» Listed records:
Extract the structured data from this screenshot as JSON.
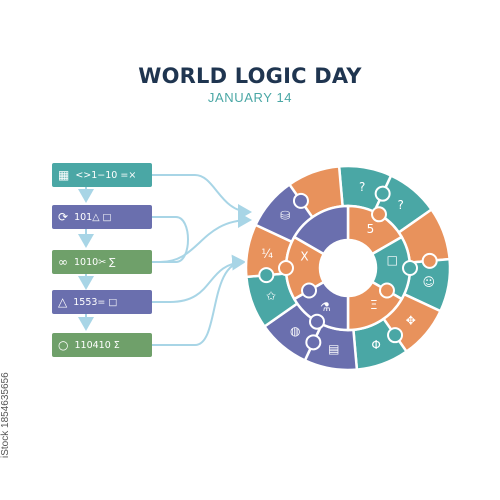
{
  "title": "WORLD LOGIC DAY",
  "subtitle": "JANUARY 14",
  "watermark": "iStock 1854635656",
  "colors": {
    "teal": "#4aa7a5",
    "orange": "#e8925c",
    "purple": "#6a6fae",
    "green": "#6fa06a",
    "navy": "#1f3550",
    "arrow": "#a8d5e6"
  },
  "flow_boxes": [
    {
      "color": "#4aa7a5",
      "icon": "binary-grid-icon",
      "symbol": "▦",
      "text": "<>1−10  =×"
    },
    {
      "color": "#6a6fae",
      "icon": "refresh-icon",
      "symbol": "⟳",
      "text": "101△  □"
    },
    {
      "color": "#6fa06a",
      "icon": "infinity-icon",
      "symbol": "∞",
      "text": "1010✂  ∑"
    },
    {
      "color": "#6a6fae",
      "icon": "triangle-icon",
      "symbol": "△",
      "text": "1553=  □"
    },
    {
      "color": "#6fa06a",
      "icon": "circle-icon",
      "symbol": "○",
      "text": "110410  Σ"
    }
  ],
  "puzzle_symbols": [
    {
      "icon": "question-bubble-icon",
      "text": "?"
    },
    {
      "icon": "question-bubble-icon",
      "text": "?"
    },
    {
      "icon": "head-icon",
      "text": "☺"
    },
    {
      "icon": "compass-icon",
      "text": "✥"
    },
    {
      "icon": "phi-icon",
      "text": "Φ"
    },
    {
      "icon": "chart-icon",
      "text": "▤"
    },
    {
      "icon": "globe-icon",
      "text": "◍"
    },
    {
      "icon": "puzzle-star-icon",
      "text": "✩"
    },
    {
      "icon": "quarter-icon",
      "text": "¼"
    },
    {
      "icon": "cube-icon",
      "text": "⛁"
    },
    {
      "icon": "five-icon",
      "text": "5"
    },
    {
      "icon": "square-icon",
      "text": "□"
    },
    {
      "icon": "x-icon",
      "text": "X"
    },
    {
      "icon": "xi-icon",
      "text": "Ξ"
    },
    {
      "icon": "flask-icon",
      "text": "⚗"
    }
  ]
}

» Set problem:
Omit pictures; set down the rest of the material word for word.

» Answer to this exercise:
Extract the structured data from this screenshot as JSON.
{
  "title": "WORLD LOGIC DAY",
  "subtitle": "JANUARY 14",
  "watermark": "iStock 1854635656",
  "colors": {
    "teal": "#4aa7a5",
    "orange": "#e8925c",
    "purple": "#6a6fae",
    "green": "#6fa06a",
    "navy": "#1f3550",
    "arrow": "#a8d5e6"
  },
  "flow_boxes": [
    {
      "color": "#4aa7a5",
      "icon": "binary-grid-icon",
      "symbol": "▦",
      "text": "<>1−10  =×"
    },
    {
      "color": "#6a6fae",
      "icon": "refresh-icon",
      "symbol": "⟳",
      "text": "101△  □"
    },
    {
      "color": "#6fa06a",
      "icon": "infinity-icon",
      "symbol": "∞",
      "text": "1010✂  ∑"
    },
    {
      "color": "#6a6fae",
      "icon": "triangle-icon",
      "symbol": "△",
      "text": "1553=  □"
    },
    {
      "color": "#6fa06a",
      "icon": "circle-icon",
      "symbol": "○",
      "text": "110410  Σ"
    }
  ],
  "puzzle_symbols": [
    {
      "icon": "question-bubble-icon",
      "text": "?"
    },
    {
      "icon": "question-bubble-icon",
      "text": "?"
    },
    {
      "icon": "head-icon",
      "text": "☺"
    },
    {
      "icon": "compass-icon",
      "text": "✥"
    },
    {
      "icon": "phi-icon",
      "text": "Φ"
    },
    {
      "icon": "chart-icon",
      "text": "▤"
    },
    {
      "icon": "globe-icon",
      "text": "◍"
    },
    {
      "icon": "puzzle-star-icon",
      "text": "✩"
    },
    {
      "icon": "quarter-icon",
      "text": "¼"
    },
    {
      "icon": "cube-icon",
      "text": "⛁"
    },
    {
      "icon": "five-icon",
      "text": "5"
    },
    {
      "icon": "square-icon",
      "text": "□"
    },
    {
      "icon": "x-icon",
      "text": "X"
    },
    {
      "icon": "xi-icon",
      "text": "Ξ"
    },
    {
      "icon": "flask-icon",
      "text": "⚗"
    }
  ]
}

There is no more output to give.